Problem to work on:
Can you write out, character for character, every line from the start of the records through the line that contains "694, 786, 724]", including that line?

Data items:

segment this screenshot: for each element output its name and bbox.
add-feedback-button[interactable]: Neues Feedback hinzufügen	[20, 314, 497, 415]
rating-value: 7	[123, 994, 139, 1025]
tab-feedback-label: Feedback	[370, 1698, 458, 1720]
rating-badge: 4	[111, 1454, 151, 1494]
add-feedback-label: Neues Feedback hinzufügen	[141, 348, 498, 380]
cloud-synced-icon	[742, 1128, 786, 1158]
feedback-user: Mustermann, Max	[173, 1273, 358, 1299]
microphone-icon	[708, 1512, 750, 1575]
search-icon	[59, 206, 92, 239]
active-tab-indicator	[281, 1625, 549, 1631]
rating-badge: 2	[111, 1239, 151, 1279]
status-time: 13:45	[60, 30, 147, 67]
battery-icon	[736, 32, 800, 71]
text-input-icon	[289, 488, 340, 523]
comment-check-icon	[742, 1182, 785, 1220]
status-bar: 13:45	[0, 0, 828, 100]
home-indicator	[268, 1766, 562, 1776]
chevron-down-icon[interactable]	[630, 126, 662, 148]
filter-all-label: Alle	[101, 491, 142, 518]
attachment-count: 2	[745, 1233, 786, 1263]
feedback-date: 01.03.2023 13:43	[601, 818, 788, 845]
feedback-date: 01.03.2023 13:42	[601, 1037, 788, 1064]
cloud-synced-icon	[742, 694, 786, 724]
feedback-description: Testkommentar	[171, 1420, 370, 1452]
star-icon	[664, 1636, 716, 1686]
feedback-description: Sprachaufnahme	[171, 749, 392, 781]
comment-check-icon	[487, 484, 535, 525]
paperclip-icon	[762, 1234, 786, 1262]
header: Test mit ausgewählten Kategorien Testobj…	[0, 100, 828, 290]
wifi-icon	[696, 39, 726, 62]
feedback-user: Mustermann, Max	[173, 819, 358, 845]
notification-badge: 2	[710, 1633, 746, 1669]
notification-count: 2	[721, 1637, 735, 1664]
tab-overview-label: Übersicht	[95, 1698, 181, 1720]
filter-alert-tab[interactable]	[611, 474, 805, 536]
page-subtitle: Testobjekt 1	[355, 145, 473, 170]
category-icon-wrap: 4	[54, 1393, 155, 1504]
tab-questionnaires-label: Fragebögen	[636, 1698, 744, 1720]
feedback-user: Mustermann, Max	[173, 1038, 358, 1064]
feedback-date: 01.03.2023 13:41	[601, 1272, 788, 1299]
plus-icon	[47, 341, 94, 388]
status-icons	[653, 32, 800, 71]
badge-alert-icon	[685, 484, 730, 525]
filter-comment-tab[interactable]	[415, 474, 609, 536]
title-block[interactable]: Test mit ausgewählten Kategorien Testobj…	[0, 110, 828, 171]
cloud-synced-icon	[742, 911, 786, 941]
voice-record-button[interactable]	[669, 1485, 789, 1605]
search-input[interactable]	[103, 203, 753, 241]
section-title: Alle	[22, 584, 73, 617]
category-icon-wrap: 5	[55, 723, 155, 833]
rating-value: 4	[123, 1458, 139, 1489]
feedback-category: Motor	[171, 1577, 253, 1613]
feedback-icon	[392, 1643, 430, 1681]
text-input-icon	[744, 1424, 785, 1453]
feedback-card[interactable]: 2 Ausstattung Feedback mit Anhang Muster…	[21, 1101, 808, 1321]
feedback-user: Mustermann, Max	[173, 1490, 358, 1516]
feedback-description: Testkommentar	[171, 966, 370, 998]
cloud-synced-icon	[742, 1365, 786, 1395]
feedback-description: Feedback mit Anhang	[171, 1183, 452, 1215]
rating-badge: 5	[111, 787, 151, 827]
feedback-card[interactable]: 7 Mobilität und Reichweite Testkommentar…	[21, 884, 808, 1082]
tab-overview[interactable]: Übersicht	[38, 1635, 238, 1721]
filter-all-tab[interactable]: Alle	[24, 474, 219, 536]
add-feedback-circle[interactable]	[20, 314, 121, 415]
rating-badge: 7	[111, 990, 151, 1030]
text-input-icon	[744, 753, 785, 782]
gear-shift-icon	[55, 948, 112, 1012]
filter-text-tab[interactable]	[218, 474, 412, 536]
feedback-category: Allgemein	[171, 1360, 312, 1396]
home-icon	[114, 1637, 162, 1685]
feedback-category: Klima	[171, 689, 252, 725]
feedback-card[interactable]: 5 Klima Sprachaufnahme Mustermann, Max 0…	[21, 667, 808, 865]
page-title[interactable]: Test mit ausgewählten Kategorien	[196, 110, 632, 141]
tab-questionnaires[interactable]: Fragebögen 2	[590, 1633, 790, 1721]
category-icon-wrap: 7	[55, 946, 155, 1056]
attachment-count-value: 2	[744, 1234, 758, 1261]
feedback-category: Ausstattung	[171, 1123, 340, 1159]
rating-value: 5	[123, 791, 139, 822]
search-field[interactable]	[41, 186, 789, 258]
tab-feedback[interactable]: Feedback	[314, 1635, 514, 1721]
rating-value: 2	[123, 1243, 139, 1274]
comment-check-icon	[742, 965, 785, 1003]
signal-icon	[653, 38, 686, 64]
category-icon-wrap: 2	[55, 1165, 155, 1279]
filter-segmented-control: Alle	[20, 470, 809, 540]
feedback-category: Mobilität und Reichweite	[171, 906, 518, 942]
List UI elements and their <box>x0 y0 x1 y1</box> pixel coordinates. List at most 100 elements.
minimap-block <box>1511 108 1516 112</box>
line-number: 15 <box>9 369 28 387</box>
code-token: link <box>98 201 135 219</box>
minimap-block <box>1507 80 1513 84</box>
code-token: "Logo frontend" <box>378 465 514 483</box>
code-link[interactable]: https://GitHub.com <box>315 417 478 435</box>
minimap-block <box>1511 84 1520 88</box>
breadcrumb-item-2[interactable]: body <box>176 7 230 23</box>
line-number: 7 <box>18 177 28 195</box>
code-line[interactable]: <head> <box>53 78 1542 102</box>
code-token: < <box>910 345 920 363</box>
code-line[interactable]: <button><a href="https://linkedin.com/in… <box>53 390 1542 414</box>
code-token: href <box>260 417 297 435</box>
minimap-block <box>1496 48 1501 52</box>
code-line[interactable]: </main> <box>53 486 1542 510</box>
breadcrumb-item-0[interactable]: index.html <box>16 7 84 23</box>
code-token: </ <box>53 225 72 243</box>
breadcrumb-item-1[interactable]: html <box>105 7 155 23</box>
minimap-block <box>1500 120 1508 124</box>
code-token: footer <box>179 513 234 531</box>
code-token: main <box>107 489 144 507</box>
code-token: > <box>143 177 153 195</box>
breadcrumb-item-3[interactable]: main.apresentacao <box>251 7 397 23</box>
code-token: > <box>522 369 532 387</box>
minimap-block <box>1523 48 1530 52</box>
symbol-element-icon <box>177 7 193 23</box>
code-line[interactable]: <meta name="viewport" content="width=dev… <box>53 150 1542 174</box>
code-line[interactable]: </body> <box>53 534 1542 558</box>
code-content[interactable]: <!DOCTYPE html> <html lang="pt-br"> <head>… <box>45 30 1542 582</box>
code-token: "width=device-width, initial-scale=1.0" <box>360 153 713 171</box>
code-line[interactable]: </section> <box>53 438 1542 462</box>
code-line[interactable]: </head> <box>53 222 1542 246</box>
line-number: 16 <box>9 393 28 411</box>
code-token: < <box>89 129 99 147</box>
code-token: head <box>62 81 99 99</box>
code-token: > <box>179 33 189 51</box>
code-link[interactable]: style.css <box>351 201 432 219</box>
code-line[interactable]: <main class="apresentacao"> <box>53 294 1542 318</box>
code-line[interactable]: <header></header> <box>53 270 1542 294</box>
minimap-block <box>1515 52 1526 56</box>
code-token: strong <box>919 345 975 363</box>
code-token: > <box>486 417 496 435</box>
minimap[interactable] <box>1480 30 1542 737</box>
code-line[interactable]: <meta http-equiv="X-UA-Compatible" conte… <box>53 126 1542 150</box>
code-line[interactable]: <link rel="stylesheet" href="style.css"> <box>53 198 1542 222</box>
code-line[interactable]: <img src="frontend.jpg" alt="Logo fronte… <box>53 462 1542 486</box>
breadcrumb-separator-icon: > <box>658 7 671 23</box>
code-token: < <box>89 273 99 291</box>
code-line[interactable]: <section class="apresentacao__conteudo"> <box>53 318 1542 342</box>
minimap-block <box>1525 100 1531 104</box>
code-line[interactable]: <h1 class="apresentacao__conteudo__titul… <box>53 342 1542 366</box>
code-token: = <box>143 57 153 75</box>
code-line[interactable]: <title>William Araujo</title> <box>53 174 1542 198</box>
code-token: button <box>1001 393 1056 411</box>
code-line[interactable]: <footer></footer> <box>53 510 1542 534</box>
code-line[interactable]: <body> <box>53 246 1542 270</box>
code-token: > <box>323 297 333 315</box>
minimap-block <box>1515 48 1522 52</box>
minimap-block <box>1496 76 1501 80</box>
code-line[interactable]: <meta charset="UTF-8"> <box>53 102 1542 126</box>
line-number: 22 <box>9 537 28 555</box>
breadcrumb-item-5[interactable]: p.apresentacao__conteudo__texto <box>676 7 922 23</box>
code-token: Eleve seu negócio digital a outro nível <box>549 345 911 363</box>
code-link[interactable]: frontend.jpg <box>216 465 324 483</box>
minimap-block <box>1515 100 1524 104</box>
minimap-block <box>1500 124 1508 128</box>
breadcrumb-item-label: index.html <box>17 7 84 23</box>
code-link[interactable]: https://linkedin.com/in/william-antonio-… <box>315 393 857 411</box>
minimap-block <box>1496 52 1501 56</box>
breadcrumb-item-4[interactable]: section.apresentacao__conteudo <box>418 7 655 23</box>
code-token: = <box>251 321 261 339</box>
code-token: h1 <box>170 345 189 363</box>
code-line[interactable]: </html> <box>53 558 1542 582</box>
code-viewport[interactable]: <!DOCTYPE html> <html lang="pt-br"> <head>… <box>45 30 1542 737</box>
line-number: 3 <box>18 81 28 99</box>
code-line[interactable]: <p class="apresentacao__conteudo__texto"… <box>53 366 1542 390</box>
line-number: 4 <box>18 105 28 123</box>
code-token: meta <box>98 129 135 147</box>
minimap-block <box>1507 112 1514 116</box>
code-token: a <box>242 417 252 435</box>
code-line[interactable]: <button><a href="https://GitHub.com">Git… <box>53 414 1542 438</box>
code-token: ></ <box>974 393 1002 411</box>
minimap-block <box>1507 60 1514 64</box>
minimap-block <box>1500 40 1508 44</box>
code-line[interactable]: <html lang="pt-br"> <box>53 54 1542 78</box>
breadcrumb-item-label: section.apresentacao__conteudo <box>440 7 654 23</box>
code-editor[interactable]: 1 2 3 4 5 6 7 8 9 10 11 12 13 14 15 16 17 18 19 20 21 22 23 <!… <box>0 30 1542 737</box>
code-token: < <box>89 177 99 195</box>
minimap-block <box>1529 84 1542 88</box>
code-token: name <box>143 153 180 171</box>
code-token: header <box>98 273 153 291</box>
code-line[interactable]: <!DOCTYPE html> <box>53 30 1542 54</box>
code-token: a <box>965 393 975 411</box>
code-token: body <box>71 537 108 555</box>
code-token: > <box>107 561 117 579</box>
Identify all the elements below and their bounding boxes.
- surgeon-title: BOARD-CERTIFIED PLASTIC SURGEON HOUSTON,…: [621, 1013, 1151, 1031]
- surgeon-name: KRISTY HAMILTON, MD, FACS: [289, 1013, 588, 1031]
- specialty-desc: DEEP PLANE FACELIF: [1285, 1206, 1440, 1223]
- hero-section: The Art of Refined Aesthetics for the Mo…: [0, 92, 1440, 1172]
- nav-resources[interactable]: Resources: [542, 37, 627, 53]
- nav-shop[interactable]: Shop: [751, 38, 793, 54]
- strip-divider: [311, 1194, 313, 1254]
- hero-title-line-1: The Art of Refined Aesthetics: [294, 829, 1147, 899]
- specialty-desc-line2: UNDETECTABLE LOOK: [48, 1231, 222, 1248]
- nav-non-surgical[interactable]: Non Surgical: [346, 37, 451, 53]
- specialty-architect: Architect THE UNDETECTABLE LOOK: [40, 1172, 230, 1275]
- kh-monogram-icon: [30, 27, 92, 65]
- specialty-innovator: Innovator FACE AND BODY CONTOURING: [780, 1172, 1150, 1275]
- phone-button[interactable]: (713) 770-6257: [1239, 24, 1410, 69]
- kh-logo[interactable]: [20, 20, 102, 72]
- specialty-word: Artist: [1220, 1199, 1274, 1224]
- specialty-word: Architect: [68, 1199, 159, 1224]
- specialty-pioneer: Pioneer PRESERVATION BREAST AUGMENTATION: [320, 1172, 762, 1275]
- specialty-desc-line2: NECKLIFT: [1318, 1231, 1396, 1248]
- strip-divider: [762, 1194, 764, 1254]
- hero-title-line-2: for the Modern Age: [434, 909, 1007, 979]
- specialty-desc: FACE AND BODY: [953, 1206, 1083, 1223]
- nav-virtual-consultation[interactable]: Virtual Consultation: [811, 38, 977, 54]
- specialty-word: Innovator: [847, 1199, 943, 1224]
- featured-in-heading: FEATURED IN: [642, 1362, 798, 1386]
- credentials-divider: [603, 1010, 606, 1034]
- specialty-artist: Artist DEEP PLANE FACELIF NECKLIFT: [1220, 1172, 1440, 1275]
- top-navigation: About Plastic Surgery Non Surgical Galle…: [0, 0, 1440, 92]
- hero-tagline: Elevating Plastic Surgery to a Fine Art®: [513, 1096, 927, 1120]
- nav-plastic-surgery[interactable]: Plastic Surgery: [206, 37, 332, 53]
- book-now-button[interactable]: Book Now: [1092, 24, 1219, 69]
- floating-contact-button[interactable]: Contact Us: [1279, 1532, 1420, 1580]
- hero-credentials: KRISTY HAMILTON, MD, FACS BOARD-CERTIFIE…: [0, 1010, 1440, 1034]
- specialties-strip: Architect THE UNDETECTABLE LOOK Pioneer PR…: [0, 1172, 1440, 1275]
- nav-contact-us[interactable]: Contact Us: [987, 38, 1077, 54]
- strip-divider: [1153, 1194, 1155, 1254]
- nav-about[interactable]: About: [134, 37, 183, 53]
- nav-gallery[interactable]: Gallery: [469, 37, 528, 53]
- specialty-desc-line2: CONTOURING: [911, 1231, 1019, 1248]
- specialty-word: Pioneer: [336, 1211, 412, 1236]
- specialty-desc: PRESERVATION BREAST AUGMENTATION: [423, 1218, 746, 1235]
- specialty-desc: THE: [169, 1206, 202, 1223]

Response:
segment this screenshot: for each element output its name and bbox.
add-feedback-button[interactable]: Neues Feedback hinzufügen	[20, 314, 497, 415]
rating-value: 7	[123, 994, 139, 1025]
tab-feedback-label: Feedback	[370, 1698, 458, 1720]
rating-badge: 4	[111, 1454, 151, 1494]
add-feedback-label: Neues Feedback hinzufügen	[141, 348, 498, 380]
cloud-synced-icon	[742, 1128, 786, 1158]
feedback-user: Mustermann, Max	[173, 1273, 358, 1299]
microphone-icon	[708, 1512, 750, 1575]
search-icon	[59, 206, 92, 239]
active-tab-indicator	[281, 1625, 549, 1631]
rating-badge: 2	[111, 1239, 151, 1279]
status-time: 13:45	[60, 30, 147, 67]
battery-icon	[736, 32, 800, 71]
text-input-icon	[289, 488, 340, 523]
comment-check-icon	[742, 1182, 785, 1220]
status-bar: 13:45	[0, 0, 828, 100]
home-indicator	[268, 1766, 562, 1776]
chevron-down-icon[interactable]	[630, 126, 662, 148]
filter-all-label: Alle	[101, 491, 142, 518]
attachment-count: 2	[745, 1233, 786, 1263]
feedback-date: 01.03.2023 13:43	[601, 818, 788, 845]
feedback-date: 01.03.2023 13:42	[601, 1037, 788, 1064]
cloud-synced-icon	[742, 694, 786, 724]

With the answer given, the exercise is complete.